# start of AVAILABLE RECORDS

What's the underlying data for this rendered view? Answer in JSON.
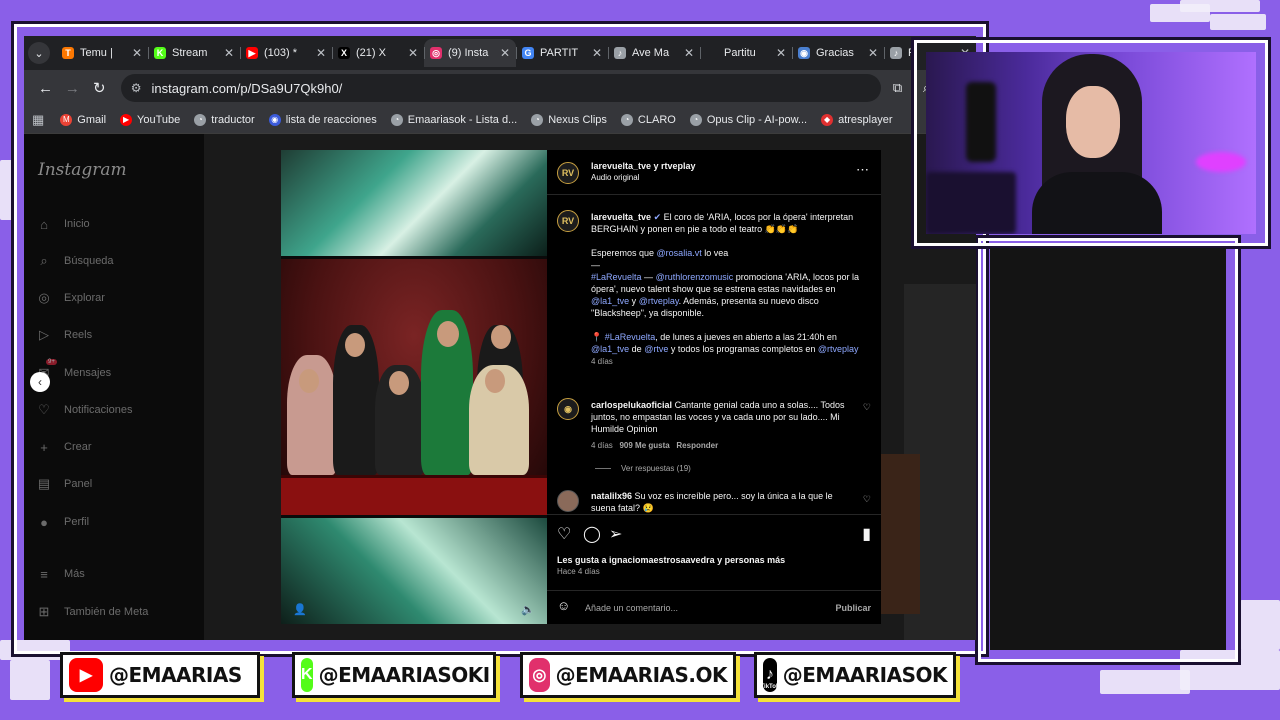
{
  "browser": {
    "tabs": [
      {
        "label": "Temu |",
        "favicon_color": "#fb7701",
        "favicon": "T",
        "active": false
      },
      {
        "label": "Stream",
        "favicon_color": "#53fc18",
        "favicon": "K",
        "active": false
      },
      {
        "label": "(103) *",
        "favicon_color": "#ff0000",
        "favicon": "▶",
        "active": false
      },
      {
        "label": "(21) X",
        "favicon_color": "#000000",
        "favicon": "X",
        "active": false
      },
      {
        "label": "(9) Insta",
        "favicon_color": "#e1306c",
        "favicon": "◎",
        "active": true
      },
      {
        "label": "PARTIT",
        "favicon_color": "#4285f4",
        "favicon": "G",
        "active": false
      },
      {
        "label": "Ave Ma",
        "favicon_color": "#9aa0a6",
        "favicon": "♪",
        "active": false
      },
      {
        "label": "Partitu",
        "favicon_color": "#202124",
        "favicon": "",
        "active": false
      },
      {
        "label": "Gracias",
        "favicon_color": "#4a7fd0",
        "favicon": "◉",
        "active": false
      },
      {
        "label": "P",
        "favicon_color": "#9aa0a6",
        "favicon": "♪",
        "active": false
      }
    ],
    "url": "instagram.com/p/DSa9U7Qk9h0/",
    "bookmarks": [
      {
        "label": "Gmail",
        "color": "#ea4335",
        "icon": "M"
      },
      {
        "label": "YouTube",
        "color": "#ff0000",
        "icon": "▶"
      },
      {
        "label": "traductor",
        "color": "#9aa0a6",
        "icon": "◔"
      },
      {
        "label": "lista de reacciones",
        "color": "#3b5bdb",
        "icon": "◉"
      },
      {
        "label": "Emaariasok - Lista d...",
        "color": "#9aa0a6",
        "icon": "◔"
      },
      {
        "label": "Nexus Clips",
        "color": "#9aa0a6",
        "icon": "◔"
      },
      {
        "label": "CLARO",
        "color": "#9aa0a6",
        "icon": "◔"
      },
      {
        "label": "Opus Clip - AI-pow...",
        "color": "#9aa0a6",
        "icon": "◔"
      },
      {
        "label": "atresplayer",
        "color": "#e03030",
        "icon": "◆"
      }
    ]
  },
  "instagram": {
    "logo": "Instagram",
    "nav": [
      {
        "label": "Inicio",
        "icon": "⌂",
        "name": "home-icon"
      },
      {
        "label": "Búsqueda",
        "icon": "⌕",
        "name": "search-icon"
      },
      {
        "label": "Explorar",
        "icon": "◎",
        "name": "explore-icon"
      },
      {
        "label": "Reels",
        "icon": "▷",
        "name": "reels-icon"
      },
      {
        "label": "Mensajes",
        "icon": "✉",
        "name": "messages-icon"
      },
      {
        "label": "Notificaciones",
        "icon": "♡",
        "name": "heart-icon"
      },
      {
        "label": "Crear",
        "icon": "+",
        "name": "create-icon"
      },
      {
        "label": "Panel",
        "icon": "▤",
        "name": "dashboard-icon"
      },
      {
        "label": "Perfil",
        "icon": "●",
        "name": "profile-icon"
      },
      {
        "label": "Más",
        "icon": "≡",
        "name": "menu-icon"
      },
      {
        "label": "También de Meta",
        "icon": "⊞",
        "name": "meta-icon"
      }
    ],
    "messages_badge": "9+",
    "post": {
      "header_user": "larevuelta_tve y rtveplay",
      "header_audio": "Audio original",
      "avatar": "RV",
      "caption_user": "larevuelta_tve",
      "caption_l1": "El coro de 'ARIA, locos por la ópera' interpretan",
      "caption_l2": "BERGHAIN y ponen en pie a todo el teatro 👏👏👏",
      "caption_l3_pre": "Esperemos que ",
      "caption_l3_mention": "@rosalia.vt",
      "caption_l3_post": " lo vea",
      "divider": "—",
      "p2_l1_tag": "#LaRevuelta",
      "p2_l1_mid": " — ",
      "p2_l1_mention": "@ruthlorenzomusic",
      "p2_l1_post": " promociona 'ARIA, locos por la",
      "p2_l2": "ópera', nuevo talent show que se estrena estas navidades en",
      "p2_l3_m1": "@la1_tve",
      "p2_l3_y": " y ",
      "p2_l3_m2": "@rtveplay",
      "p2_l3_post": ". Además, presenta su nuevo disco",
      "p2_l4": "\"Blacksheep\", ya disponible.",
      "p3_l1_pre": "📍 ",
      "p3_l1_tag": "#LaRevuelta",
      "p3_l1_post": ", de lunes a jueves en abierto a las 21:40h en",
      "p3_l2_m1": "@la1_tve",
      "p3_l2_de": " de ",
      "p3_l2_m2": "@rtve",
      "p3_l2_mid": " y todos los programas completos en ",
      "p3_l2_m3": "@rtveplay",
      "caption_time": "4 días",
      "comments": [
        {
          "user": "carlospelukaoficial",
          "l1": "Cantante genial cada uno a solas.... Todos",
          "l2": "juntos, no empastan las voces y va cada uno por su lado.... Mi",
          "l3": "Humilde Opinion",
          "time": "4 días",
          "likes": "909 Me gusta",
          "reply": "Responder",
          "view_replies": "Ver respuestas (19)"
        },
        {
          "user": "natalilx96",
          "l1": "Su voz es increíble pero... soy la única a la que le",
          "l2": "suena fatal? 😢"
        }
      ],
      "likes_text": "Les gusta a ignaciomaestrosaavedra y personas más",
      "post_time": "Hace 4 días",
      "comment_placeholder": "Añade un comentario...",
      "publish": "Publicar"
    }
  },
  "socials": [
    {
      "handle": "@EMAARIAS",
      "platform": "youtube",
      "icon": "▶",
      "color": "#ff0000"
    },
    {
      "handle": "@EMAARIASOKI",
      "platform": "kick",
      "icon": "K",
      "color": "#53fc18"
    },
    {
      "handle": "@EMAARIAS.OK",
      "platform": "instagram",
      "icon": "◎",
      "color": "#e1306c"
    },
    {
      "handle": "@EMAARIASOK",
      "platform": "tiktok",
      "icon": "♪",
      "color": "#000000",
      "sub": "TikTok"
    }
  ]
}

# end of AVAILABLE RECORDS

*EXERCISE AIM*: Track down every line holding the string "platform" and copy it.

*SOLUTION BELOW*:
      "platform": "youtube",
      "platform": "kick",
      "platform": "instagram",
      "platform": "tiktok",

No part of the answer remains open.